» **WHAT IS EXPECTED**
Set down, word for word, the stretch of the listing below from the line containing "staticText: Drive (307, 428, 331, 440)" through the line containing "staticText: Amazon Shopping", including both of those lines.

» **DATA ROWS**
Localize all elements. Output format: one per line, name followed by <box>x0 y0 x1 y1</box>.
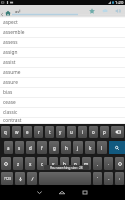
button[interactable]: z <box>13 157 23 170</box>
staticText: q <box>4 129 7 135</box>
button[interactable] <box>39 172 91 185</box>
staticText: j <box>77 145 79 151</box>
staticText: r <box>38 129 40 135</box>
staticText: t <box>49 129 51 135</box>
button[interactable]: assess <box>0 38 125 48</box>
staticText: ?123 <box>4 177 11 181</box>
button[interactable] <box>1 157 11 170</box>
button[interactable]: Cloud sync <box>98 5 111 16</box>
staticText: k <box>89 145 92 151</box>
staticText: a <box>7 145 10 151</box>
staticText: bias <box>3 89 13 96</box>
staticText: assist <box>3 59 16 66</box>
button[interactable]: t <box>45 126 54 138</box>
button[interactable]: b <box>60 157 69 170</box>
button[interactable]: k <box>85 141 95 154</box>
button[interactable]: g <box>49 141 59 154</box>
button[interactable]: l <box>97 141 107 154</box>
button[interactable]: x <box>25 157 35 170</box>
staticText: You searching size : 28 <box>50 166 83 170</box>
staticText: p <box>103 129 106 135</box>
button[interactable]: assist <box>0 58 125 68</box>
button[interactable]: f <box>37 141 47 154</box>
staticText: e <box>26 129 29 135</box>
button[interactable]: s <box>15 141 24 154</box>
button[interactable]: aspect <box>0 18 125 28</box>
staticText: w <box>15 129 19 135</box>
button[interactable] <box>15 172 25 185</box>
staticText: d <box>29 145 32 151</box>
staticText: : <box>119 176 121 181</box>
staticText: , <box>97 161 99 166</box>
staticText: h <box>65 145 68 151</box>
button[interactable] <box>115 157 124 170</box>
staticText: m <box>84 161 89 167</box>
button[interactable]: , <box>93 157 102 170</box>
button[interactable]: assemble <box>0 28 125 38</box>
button[interactable]: : <box>115 172 124 185</box>
staticText: assemble <box>3 29 25 36</box>
staticText: as <box>15 9 20 15</box>
button[interactable]: Home <box>3 7 13 18</box>
staticText: f <box>41 145 43 151</box>
button[interactable]: n <box>71 157 80 170</box>
button[interactable]: contrast <box>0 118 125 124</box>
staticText: o <box>92 129 95 135</box>
button[interactable]: o <box>89 126 98 138</box>
button[interactable]: h <box>61 141 71 154</box>
button[interactable]: u <box>67 126 76 138</box>
button[interactable]: ?123 <box>1 172 13 185</box>
staticText: assign <box>3 49 18 56</box>
button[interactable]: m <box>82 157 91 170</box>
staticText: assure <box>3 79 18 86</box>
staticText: contrast <box>3 117 22 123</box>
button[interactable]: ' <box>93 172 102 185</box>
button[interactable]: i <box>78 126 87 138</box>
button[interactable]: y <box>56 126 65 138</box>
staticText: l <box>101 145 103 151</box>
button[interactable]: as <box>12 5 78 15</box>
button[interactable]: - <box>104 172 113 185</box>
button[interactable]: r <box>34 126 43 138</box>
button[interactable] <box>27 172 37 185</box>
button[interactable]: cease <box>0 98 125 108</box>
button[interactable]: Hide keyboard <box>31 185 47 200</box>
staticText: - <box>108 176 110 181</box>
staticText: 1:20 <box>115 0 124 5</box>
button[interactable]: q <box>1 126 10 138</box>
staticText: classic <box>3 109 18 116</box>
staticText: . <box>108 161 110 166</box>
staticText: g <box>53 145 56 151</box>
staticText: z <box>17 161 20 167</box>
button[interactable] <box>109 141 125 154</box>
staticText: ' <box>97 176 98 181</box>
button[interactable]: Back <box>0 10 4 18</box>
button[interactable]: d <box>26 141 35 154</box>
button[interactable]: e <box>23 126 32 138</box>
button[interactable]: Pronounce <box>111 5 124 16</box>
button[interactable]: j <box>73 141 83 154</box>
button[interactable]: Recent apps <box>77 185 93 200</box>
button[interactable]: p <box>100 126 109 138</box>
button[interactable]: classic <box>0 108 125 118</box>
button[interactable]: assume <box>0 68 125 78</box>
button[interactable]: a <box>4 141 13 154</box>
button[interactable]: w <box>12 126 21 138</box>
button[interactable]: bias <box>0 88 125 98</box>
button[interactable]: c <box>37 157 47 170</box>
button[interactable]: assure <box>0 78 125 88</box>
button[interactable] <box>111 126 124 138</box>
staticText: aspect <box>3 19 18 26</box>
staticText: i <box>82 129 84 135</box>
staticText: u <box>70 129 73 135</box>
button[interactable]: v <box>49 157 58 170</box>
staticText: assume <box>3 69 21 76</box>
staticText: cease <box>3 99 16 106</box>
button[interactable]: assign <box>0 48 125 58</box>
staticText: x <box>29 161 32 167</box>
staticText: b <box>63 161 66 167</box>
button[interactable]: Favorite <box>85 5 98 16</box>
button[interactable]: . <box>104 157 113 170</box>
staticText: y <box>59 129 62 135</box>
button[interactable]: Home <box>54 185 70 200</box>
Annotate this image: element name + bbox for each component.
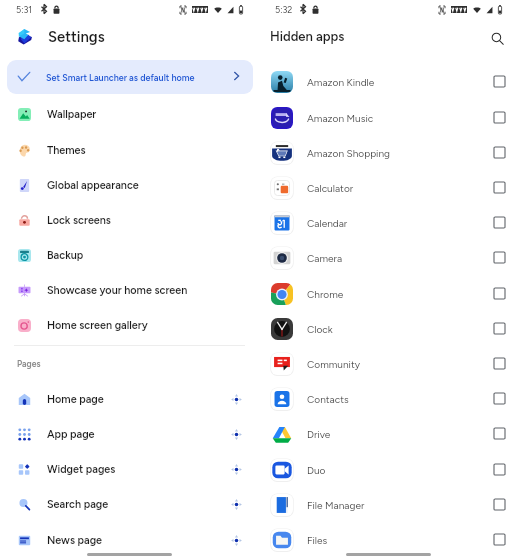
staticText: Drive (307, 428, 331, 440)
button[interactable]: Contacts (259, 381, 518, 416)
button[interactable]: Backup (0, 238, 259, 273)
button[interactable]: Amazon Music (259, 100, 518, 135)
button[interactable]: Lock screens (0, 203, 259, 238)
staticText: Showcase your home screen (47, 284, 188, 297)
staticText: Clock (307, 323, 333, 335)
staticText: Backup (47, 249, 84, 262)
button[interactable]: Search (486, 26, 509, 49)
staticText: Themes (47, 144, 86, 157)
button[interactable]: Search page (0, 487, 259, 522)
button[interactable]: Calculator (259, 170, 518, 205)
button[interactable]: Themes (0, 133, 259, 168)
staticText: Contacts (307, 393, 349, 405)
button[interactable]: Home screen gallery (0, 308, 259, 343)
button[interactable]: Calendar (259, 205, 518, 240)
staticText: Home screen gallery (47, 319, 148, 332)
staticText: Amazon Music (307, 112, 374, 124)
button[interactable]: App page (0, 417, 259, 452)
button[interactable]: Drive (259, 416, 518, 451)
staticText: Set Smart Launcher as default home (46, 72, 195, 83)
staticText: Calendar (307, 217, 348, 229)
button[interactable]: Set Smart Launcher as default home (7, 60, 253, 94)
button[interactable]: Duo (259, 452, 518, 487)
staticText: Calculator (307, 182, 354, 194)
staticText: Global appearance (47, 179, 139, 192)
staticText: 5:32 (275, 4, 293, 15)
staticText: 5:31 (16, 4, 33, 15)
staticText: Amazon Shopping (307, 147, 391, 159)
staticText: Chrome (307, 288, 344, 300)
button[interactable]: Files (259, 522, 518, 557)
staticText: Search page (47, 498, 109, 511)
staticText: Home page (47, 393, 104, 406)
staticText: Amazon Kindle (307, 76, 375, 88)
staticText: File Manager (307, 499, 365, 511)
button[interactable]: Camera (259, 240, 518, 275)
button[interactable]: Widget pages (0, 452, 259, 487)
button[interactable]: Amazon Kindle (259, 64, 518, 99)
staticText: Wallpaper (47, 108, 97, 121)
staticText: Widget pages (47, 463, 116, 476)
staticText: App page (47, 428, 95, 441)
staticText: Hidden apps (270, 29, 345, 45)
staticText: Settings (48, 28, 105, 46)
staticText: Community (307, 358, 361, 370)
button[interactable]: Showcase your home screen (0, 273, 259, 308)
button[interactable]: Home page (0, 382, 259, 417)
button[interactable]: Wallpaper (0, 97, 259, 132)
staticText: Camera (307, 252, 343, 264)
staticText: Files (307, 534, 328, 546)
staticText: News page (47, 534, 103, 547)
staticText: Pages (17, 359, 41, 369)
button[interactable]: File Manager (259, 487, 518, 522)
button[interactable]: News page (0, 523, 259, 558)
button[interactable]: Chrome (259, 276, 518, 311)
button[interactable]: Clock (259, 311, 518, 346)
staticText: Duo (307, 464, 326, 476)
staticText: Lock screens (47, 214, 111, 227)
button[interactable]: Amazon Shopping (259, 135, 518, 170)
button[interactable]: Global appearance (0, 168, 259, 203)
button[interactable]: Community (259, 346, 518, 381)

» **TASK RESULT**
staticText: Drive (307, 428, 331, 440)
button[interactable]: Contacts (259, 381, 518, 416)
button[interactable]: Backup (0, 238, 259, 273)
button[interactable]: Amazon Music (259, 100, 518, 135)
button[interactable]: Lock screens (0, 203, 259, 238)
staticText: Showcase your home screen (47, 284, 188, 297)
staticText: Clock (307, 323, 333, 335)
staticText: Backup (47, 249, 84, 262)
button[interactable]: Search (486, 26, 509, 49)
staticText: Themes (47, 144, 86, 157)
button[interactable]: Search page (0, 487, 259, 522)
button[interactable]: Calculator (259, 170, 518, 205)
button[interactable]: Themes (0, 133, 259, 168)
staticText: Contacts (307, 393, 349, 405)
button[interactable]: Home screen gallery (0, 308, 259, 343)
button[interactable]: Calendar (259, 205, 518, 240)
staticText: Home screen gallery (47, 319, 148, 332)
staticText: Amazon Music (307, 112, 374, 124)
button[interactable]: App page (0, 417, 259, 452)
button[interactable]: Drive (259, 416, 518, 451)
staticText: Set Smart Launcher as default home (46, 72, 195, 83)
staticText: Calendar (307, 217, 348, 229)
button[interactable]: Set Smart Launcher as default home (7, 60, 253, 94)
button[interactable]: Duo (259, 452, 518, 487)
staticText: Calculator (307, 182, 354, 194)
staticText: Global appearance (47, 179, 139, 192)
staticText: 5:32 (275, 4, 293, 15)
staticText: 5:31 (16, 4, 33, 15)
staticText: Amazon Shopping (307, 147, 391, 159)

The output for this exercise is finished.